Search the records for "sidebar" and copy each line that holds it.
--------------------
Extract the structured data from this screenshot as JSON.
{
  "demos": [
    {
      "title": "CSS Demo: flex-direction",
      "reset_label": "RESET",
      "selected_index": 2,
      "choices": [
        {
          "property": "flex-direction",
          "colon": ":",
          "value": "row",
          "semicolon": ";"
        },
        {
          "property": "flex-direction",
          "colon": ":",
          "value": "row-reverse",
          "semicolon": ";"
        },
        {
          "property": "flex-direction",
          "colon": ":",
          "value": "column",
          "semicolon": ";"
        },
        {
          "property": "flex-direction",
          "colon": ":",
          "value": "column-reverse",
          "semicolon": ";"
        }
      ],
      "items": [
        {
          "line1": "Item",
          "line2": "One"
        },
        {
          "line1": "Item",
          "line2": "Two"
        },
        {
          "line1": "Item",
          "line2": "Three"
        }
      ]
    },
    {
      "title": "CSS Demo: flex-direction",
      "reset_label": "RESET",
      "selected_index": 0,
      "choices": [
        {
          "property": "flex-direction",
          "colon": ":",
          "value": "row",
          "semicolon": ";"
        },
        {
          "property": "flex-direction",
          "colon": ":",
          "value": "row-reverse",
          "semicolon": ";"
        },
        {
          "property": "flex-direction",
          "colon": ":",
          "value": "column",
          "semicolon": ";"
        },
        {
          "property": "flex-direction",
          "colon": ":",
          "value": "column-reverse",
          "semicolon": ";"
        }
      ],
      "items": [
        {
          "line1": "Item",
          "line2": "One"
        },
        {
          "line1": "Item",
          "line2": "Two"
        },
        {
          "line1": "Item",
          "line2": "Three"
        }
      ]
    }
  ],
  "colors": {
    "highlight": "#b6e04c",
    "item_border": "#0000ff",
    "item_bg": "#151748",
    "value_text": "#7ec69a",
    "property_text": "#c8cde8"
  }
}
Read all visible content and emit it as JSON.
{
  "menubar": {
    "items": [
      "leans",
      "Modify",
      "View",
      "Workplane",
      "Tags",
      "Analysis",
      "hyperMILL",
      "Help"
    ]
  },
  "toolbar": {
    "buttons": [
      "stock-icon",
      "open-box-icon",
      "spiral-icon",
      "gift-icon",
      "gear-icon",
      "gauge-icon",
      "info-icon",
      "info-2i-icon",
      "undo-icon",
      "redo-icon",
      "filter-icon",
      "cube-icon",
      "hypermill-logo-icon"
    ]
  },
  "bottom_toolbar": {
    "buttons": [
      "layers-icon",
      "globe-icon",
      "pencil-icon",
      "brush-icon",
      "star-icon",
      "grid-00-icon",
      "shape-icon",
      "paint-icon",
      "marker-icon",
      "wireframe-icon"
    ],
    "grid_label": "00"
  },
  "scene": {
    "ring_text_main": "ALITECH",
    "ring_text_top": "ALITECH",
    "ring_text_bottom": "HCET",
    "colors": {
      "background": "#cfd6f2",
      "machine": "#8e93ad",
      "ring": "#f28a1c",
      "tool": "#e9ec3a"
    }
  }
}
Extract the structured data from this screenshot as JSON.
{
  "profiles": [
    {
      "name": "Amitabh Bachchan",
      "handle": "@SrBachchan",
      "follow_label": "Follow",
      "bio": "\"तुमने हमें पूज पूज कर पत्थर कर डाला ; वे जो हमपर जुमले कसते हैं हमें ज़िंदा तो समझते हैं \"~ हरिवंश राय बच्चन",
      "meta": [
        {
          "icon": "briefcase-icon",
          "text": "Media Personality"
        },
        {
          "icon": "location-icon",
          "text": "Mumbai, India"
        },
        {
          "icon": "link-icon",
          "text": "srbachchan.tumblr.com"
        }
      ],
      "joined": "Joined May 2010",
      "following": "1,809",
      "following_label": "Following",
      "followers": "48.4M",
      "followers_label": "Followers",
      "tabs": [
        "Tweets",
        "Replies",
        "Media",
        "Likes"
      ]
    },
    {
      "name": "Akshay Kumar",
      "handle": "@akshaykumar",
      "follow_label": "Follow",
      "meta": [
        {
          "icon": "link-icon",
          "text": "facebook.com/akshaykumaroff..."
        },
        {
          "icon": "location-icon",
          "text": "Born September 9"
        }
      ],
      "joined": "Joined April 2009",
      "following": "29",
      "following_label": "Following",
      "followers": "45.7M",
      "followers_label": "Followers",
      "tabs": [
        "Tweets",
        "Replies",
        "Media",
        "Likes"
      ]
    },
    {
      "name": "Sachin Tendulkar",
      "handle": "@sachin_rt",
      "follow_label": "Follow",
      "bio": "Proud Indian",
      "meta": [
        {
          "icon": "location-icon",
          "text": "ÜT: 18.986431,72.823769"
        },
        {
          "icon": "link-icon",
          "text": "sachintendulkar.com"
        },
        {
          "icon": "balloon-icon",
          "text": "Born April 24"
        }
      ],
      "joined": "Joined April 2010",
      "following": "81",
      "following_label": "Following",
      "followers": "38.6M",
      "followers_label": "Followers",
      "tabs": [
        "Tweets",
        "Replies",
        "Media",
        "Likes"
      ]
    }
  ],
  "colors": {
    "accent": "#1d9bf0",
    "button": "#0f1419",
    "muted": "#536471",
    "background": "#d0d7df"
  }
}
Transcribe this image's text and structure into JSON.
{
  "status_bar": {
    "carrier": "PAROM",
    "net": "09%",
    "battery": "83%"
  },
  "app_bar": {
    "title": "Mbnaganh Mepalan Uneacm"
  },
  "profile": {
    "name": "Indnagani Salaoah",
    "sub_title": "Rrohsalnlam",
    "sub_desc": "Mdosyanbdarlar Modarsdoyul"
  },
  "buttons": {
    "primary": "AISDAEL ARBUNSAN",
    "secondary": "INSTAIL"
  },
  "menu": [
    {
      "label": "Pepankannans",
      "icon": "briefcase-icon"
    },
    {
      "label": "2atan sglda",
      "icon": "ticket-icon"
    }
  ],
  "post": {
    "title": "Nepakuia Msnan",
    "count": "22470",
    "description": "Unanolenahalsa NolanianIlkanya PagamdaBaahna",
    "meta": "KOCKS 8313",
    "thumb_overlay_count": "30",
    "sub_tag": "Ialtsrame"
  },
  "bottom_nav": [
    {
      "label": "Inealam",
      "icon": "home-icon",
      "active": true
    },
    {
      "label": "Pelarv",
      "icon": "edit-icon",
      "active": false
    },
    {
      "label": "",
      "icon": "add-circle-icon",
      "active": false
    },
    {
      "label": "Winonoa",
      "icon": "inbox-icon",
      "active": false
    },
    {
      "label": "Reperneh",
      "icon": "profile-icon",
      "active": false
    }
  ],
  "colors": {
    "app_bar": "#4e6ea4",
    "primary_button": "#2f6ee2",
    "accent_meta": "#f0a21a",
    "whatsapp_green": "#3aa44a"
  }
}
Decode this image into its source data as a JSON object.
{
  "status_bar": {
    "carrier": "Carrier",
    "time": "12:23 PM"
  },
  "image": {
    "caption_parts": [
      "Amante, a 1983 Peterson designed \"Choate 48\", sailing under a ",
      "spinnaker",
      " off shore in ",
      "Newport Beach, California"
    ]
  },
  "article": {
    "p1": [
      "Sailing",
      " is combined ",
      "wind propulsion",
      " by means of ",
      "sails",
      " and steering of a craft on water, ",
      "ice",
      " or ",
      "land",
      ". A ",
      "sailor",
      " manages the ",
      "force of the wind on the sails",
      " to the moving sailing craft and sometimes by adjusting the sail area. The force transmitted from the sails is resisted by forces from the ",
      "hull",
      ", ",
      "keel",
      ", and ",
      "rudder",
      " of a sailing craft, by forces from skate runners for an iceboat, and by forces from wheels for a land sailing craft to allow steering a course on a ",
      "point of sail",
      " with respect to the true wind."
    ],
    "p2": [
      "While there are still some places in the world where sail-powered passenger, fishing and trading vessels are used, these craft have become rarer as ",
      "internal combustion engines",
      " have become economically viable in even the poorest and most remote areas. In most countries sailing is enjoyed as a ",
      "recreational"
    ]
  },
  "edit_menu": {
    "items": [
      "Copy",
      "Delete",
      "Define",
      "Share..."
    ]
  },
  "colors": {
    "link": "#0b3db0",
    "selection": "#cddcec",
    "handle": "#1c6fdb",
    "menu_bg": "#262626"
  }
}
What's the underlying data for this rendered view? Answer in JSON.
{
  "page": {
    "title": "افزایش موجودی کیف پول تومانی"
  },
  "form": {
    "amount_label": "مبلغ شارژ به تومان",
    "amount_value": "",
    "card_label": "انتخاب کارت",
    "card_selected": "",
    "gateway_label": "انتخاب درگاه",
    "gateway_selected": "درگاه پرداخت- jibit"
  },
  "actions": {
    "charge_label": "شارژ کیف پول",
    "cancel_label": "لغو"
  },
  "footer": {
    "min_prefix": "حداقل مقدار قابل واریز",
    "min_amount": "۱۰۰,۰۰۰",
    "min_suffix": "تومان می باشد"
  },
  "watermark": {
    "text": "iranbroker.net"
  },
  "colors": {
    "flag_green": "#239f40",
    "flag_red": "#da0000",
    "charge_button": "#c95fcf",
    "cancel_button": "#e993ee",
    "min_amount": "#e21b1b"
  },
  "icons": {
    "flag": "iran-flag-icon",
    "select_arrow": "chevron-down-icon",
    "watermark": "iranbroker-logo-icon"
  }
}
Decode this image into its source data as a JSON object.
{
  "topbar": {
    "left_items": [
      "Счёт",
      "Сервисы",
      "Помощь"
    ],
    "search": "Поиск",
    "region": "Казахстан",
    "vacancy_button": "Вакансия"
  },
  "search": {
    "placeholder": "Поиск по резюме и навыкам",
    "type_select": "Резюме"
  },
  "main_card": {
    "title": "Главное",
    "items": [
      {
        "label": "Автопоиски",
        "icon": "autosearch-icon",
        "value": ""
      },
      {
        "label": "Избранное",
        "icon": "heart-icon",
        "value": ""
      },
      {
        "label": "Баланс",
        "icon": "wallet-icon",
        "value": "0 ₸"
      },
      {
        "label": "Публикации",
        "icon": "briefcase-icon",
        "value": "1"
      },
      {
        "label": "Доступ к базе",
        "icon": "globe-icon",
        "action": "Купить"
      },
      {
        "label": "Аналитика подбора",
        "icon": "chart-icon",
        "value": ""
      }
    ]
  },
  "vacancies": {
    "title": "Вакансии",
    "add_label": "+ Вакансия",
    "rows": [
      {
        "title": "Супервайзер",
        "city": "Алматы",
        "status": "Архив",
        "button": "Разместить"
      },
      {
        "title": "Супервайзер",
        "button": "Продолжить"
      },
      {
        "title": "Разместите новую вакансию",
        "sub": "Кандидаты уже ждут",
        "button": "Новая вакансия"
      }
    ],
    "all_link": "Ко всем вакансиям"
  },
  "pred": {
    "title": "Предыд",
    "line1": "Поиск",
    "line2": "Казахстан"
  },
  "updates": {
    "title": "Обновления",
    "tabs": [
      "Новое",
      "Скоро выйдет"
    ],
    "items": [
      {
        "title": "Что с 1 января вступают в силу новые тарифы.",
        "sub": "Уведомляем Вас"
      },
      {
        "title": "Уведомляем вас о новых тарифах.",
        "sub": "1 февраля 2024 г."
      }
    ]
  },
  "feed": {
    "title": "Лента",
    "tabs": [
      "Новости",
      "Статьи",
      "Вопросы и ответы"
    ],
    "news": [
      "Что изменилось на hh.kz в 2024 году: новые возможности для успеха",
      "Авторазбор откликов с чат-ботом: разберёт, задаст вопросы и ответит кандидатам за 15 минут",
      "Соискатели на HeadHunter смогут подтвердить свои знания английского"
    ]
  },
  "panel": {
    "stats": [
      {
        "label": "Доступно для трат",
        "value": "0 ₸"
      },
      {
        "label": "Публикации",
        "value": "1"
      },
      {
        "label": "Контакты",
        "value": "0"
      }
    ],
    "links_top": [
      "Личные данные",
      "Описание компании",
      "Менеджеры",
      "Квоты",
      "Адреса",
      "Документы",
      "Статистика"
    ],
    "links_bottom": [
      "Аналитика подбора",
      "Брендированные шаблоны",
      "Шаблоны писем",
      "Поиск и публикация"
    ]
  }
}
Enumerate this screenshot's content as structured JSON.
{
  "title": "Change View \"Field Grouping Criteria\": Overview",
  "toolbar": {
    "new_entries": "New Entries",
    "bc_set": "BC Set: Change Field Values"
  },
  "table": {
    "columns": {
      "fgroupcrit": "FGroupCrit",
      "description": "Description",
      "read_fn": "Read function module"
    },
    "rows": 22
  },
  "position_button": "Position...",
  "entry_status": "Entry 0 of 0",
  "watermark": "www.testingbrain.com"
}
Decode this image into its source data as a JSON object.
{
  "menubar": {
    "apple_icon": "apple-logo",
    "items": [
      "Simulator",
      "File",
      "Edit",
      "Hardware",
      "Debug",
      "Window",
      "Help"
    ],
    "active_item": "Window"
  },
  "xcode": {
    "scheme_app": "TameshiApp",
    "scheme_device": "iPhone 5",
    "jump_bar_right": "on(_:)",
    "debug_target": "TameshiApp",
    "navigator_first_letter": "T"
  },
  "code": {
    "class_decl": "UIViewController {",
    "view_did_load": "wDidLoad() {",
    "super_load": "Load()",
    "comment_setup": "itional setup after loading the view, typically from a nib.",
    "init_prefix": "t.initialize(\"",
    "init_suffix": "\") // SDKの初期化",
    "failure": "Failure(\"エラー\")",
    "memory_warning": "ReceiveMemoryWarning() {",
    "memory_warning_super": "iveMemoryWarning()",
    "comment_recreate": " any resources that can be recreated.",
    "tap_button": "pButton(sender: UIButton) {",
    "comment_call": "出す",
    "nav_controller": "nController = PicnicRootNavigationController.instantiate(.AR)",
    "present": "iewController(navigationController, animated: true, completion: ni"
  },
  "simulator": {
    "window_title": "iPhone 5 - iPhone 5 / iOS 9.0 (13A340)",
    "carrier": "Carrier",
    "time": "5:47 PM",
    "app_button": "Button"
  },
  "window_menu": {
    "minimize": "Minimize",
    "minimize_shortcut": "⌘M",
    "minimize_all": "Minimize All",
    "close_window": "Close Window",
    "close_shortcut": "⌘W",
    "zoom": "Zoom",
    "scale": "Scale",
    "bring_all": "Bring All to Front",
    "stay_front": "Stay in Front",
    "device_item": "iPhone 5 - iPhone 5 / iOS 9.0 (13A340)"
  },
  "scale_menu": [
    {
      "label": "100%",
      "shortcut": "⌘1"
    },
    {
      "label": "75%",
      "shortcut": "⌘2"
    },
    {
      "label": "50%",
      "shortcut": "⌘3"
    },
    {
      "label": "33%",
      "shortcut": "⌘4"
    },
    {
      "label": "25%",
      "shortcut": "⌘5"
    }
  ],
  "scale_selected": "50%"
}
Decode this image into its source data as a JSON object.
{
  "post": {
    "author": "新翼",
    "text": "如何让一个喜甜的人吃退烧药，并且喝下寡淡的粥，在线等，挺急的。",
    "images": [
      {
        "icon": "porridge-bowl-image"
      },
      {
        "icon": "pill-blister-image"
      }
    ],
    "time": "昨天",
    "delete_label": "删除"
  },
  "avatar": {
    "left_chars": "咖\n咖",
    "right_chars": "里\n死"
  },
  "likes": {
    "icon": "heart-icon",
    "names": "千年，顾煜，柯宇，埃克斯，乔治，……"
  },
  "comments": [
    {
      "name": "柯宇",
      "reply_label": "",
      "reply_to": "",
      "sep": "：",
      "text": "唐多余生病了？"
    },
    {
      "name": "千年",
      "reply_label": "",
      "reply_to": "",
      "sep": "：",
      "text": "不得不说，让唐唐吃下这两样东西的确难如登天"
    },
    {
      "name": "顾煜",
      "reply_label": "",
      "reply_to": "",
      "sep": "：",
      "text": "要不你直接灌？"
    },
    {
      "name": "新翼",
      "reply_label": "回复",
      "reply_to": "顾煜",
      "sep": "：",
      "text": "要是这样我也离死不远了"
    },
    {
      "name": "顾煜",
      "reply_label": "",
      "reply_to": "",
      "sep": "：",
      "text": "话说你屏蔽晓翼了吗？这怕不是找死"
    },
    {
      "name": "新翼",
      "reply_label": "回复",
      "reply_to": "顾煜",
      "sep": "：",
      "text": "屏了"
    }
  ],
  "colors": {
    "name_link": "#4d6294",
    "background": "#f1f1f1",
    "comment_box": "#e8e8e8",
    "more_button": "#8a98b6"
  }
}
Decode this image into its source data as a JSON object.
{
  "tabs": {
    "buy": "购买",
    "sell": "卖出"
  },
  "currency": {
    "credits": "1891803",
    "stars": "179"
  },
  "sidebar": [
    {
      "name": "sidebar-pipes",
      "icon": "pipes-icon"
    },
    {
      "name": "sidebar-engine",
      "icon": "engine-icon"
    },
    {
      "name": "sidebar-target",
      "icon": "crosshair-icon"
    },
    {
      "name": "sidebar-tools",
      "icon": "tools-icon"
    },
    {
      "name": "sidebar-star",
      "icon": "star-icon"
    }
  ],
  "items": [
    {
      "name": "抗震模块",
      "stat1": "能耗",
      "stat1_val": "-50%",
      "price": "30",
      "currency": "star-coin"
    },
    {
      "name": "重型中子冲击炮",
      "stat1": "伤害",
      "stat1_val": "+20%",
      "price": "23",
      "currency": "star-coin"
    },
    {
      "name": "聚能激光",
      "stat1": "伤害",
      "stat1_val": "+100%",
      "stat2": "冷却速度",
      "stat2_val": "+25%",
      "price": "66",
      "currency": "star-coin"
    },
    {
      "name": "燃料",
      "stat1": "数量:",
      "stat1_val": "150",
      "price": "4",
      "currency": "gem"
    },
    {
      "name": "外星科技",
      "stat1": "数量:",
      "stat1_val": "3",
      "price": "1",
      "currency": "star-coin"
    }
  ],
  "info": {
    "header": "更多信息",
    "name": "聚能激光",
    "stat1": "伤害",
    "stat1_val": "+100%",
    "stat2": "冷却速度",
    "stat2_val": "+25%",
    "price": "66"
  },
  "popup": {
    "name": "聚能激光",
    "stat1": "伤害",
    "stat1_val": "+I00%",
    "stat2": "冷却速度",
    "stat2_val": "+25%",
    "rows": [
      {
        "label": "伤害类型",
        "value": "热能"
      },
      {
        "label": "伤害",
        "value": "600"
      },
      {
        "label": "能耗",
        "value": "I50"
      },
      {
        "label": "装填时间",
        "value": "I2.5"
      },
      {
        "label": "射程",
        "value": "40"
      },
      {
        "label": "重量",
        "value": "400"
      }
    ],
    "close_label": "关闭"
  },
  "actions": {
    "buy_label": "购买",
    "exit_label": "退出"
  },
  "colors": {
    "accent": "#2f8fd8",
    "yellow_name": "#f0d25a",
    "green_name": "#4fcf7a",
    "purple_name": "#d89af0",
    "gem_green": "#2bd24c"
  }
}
--------------------
▶ Written response:
  "sidebar": [
      "name": "sidebar-pipes",
      "name": "sidebar-engine",
      "name": "sidebar-target",
      "name": "sidebar-tools",
      "name": "sidebar-star",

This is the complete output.